Records excerpted from a collection
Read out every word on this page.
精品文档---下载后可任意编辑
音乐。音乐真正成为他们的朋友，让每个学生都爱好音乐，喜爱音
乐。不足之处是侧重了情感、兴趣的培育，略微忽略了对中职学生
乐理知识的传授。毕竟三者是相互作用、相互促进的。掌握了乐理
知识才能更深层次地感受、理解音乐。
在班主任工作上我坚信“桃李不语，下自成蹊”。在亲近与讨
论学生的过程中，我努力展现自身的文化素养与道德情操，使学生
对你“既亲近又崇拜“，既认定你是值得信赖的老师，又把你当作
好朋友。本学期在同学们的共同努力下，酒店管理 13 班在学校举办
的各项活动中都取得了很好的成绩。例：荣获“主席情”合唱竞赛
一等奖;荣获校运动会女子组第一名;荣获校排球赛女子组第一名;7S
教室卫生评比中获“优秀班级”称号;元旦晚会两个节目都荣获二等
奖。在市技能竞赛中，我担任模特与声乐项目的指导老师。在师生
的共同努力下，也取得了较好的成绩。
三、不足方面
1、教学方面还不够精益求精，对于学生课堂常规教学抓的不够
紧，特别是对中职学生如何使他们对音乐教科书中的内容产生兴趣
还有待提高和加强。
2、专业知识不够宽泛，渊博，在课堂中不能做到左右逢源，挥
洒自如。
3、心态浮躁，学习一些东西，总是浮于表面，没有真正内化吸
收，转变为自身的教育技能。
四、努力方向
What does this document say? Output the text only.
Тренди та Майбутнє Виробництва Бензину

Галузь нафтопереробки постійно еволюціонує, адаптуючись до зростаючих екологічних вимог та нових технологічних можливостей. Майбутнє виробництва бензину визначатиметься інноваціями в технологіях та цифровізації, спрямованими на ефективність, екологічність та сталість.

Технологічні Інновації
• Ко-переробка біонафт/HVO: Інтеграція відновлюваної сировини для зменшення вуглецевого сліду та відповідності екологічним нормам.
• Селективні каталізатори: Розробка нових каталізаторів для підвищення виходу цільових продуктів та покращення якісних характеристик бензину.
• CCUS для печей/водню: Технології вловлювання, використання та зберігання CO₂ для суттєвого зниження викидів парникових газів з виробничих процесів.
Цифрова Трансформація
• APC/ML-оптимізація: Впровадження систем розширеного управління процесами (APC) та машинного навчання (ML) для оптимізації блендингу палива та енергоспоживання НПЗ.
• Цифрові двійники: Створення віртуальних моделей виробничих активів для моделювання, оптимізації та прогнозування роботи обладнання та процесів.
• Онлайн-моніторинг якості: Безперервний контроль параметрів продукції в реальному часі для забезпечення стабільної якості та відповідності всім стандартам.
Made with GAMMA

*Work to do*
Gather from the records above every line containing the string "відповідності".

*Solution to the exercise*
• Ко-переробка біонафт/HVO: Інтеграція відновлюваної сировини для зменшення вуглецевого сліду та відповідності екологічним нормам.
• Онлайн-моніторинг якості: Безперервний контроль параметрів продукції в реальному часі для забезпечення стабільної якості та відповідності всім стандартам.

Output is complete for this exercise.